Extract, from the listing that follows, each line containing the word "JSON".

Data entries for graphics:
▬▬▬
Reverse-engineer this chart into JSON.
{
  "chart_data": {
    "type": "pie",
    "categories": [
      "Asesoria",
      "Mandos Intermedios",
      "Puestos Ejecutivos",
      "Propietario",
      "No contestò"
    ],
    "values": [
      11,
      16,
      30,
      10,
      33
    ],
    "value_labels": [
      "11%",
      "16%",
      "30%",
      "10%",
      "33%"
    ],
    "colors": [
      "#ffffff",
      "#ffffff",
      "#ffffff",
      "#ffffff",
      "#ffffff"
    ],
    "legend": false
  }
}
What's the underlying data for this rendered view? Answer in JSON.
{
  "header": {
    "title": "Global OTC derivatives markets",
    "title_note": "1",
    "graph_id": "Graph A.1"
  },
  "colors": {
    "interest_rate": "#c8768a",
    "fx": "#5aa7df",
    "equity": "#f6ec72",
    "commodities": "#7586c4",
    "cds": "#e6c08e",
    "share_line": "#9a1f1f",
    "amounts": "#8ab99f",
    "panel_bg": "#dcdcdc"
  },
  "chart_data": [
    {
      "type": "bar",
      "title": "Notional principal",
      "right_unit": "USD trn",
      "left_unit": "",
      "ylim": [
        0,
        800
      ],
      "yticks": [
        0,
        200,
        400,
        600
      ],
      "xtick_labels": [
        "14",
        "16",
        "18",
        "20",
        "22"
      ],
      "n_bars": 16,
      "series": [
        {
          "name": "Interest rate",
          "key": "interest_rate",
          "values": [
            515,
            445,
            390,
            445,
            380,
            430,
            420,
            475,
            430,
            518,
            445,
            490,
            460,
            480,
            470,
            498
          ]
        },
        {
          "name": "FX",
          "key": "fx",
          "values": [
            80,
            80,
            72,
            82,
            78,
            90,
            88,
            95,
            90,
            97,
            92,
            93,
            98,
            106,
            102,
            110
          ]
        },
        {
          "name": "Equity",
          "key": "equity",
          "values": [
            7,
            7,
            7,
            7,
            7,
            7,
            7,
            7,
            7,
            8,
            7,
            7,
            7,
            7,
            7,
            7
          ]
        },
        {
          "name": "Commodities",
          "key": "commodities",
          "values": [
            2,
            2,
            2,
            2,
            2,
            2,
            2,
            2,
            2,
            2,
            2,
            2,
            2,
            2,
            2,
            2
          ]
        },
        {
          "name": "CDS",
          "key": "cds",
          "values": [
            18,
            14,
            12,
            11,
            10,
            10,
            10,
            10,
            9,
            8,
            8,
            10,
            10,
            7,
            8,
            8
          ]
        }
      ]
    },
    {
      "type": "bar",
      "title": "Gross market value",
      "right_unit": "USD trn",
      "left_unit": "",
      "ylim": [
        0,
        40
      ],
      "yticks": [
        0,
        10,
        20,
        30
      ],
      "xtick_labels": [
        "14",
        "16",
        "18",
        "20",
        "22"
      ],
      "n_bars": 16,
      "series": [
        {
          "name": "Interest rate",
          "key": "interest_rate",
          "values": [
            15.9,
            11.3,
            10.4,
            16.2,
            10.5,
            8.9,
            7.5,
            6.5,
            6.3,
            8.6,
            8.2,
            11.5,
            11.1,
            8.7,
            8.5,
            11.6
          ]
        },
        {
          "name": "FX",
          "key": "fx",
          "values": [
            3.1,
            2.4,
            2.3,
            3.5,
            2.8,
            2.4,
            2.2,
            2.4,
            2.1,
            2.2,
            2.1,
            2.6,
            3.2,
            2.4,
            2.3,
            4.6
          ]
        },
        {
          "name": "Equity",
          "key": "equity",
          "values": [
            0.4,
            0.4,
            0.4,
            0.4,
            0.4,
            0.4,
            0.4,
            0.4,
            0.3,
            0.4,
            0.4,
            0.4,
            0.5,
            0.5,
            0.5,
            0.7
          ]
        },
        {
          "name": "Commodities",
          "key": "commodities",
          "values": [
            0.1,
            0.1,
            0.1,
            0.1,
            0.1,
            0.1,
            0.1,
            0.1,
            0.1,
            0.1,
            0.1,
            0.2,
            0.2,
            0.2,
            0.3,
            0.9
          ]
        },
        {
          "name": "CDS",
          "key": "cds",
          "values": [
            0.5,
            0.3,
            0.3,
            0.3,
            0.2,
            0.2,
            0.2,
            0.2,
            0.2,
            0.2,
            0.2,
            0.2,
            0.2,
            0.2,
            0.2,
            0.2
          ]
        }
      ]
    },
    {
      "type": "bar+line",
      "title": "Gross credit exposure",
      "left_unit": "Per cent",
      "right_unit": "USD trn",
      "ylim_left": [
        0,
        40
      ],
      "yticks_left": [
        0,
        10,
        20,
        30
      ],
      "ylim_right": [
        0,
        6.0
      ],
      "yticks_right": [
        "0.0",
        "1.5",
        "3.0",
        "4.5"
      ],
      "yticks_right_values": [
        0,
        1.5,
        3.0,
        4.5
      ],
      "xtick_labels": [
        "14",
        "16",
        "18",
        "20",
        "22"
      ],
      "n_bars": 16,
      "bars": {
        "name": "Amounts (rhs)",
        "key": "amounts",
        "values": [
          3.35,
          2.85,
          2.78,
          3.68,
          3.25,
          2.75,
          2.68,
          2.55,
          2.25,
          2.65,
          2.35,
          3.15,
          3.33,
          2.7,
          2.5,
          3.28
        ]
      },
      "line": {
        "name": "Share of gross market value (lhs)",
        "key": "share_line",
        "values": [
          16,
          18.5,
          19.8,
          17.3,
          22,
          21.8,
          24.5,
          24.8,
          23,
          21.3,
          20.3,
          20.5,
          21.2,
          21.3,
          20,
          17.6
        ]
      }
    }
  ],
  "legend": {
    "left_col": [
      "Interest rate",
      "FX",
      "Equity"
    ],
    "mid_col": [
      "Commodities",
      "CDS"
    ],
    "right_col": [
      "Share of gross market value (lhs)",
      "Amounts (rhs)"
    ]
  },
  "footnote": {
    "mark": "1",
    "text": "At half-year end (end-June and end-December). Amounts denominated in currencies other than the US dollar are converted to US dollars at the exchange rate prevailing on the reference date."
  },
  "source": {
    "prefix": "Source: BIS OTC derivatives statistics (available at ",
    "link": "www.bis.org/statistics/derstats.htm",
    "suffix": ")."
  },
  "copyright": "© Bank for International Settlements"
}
▬▬▬
Solution to this task:
Reverse-engineer this chart into JSON.
What's the underlying data for this rendered view? Answer in JSON.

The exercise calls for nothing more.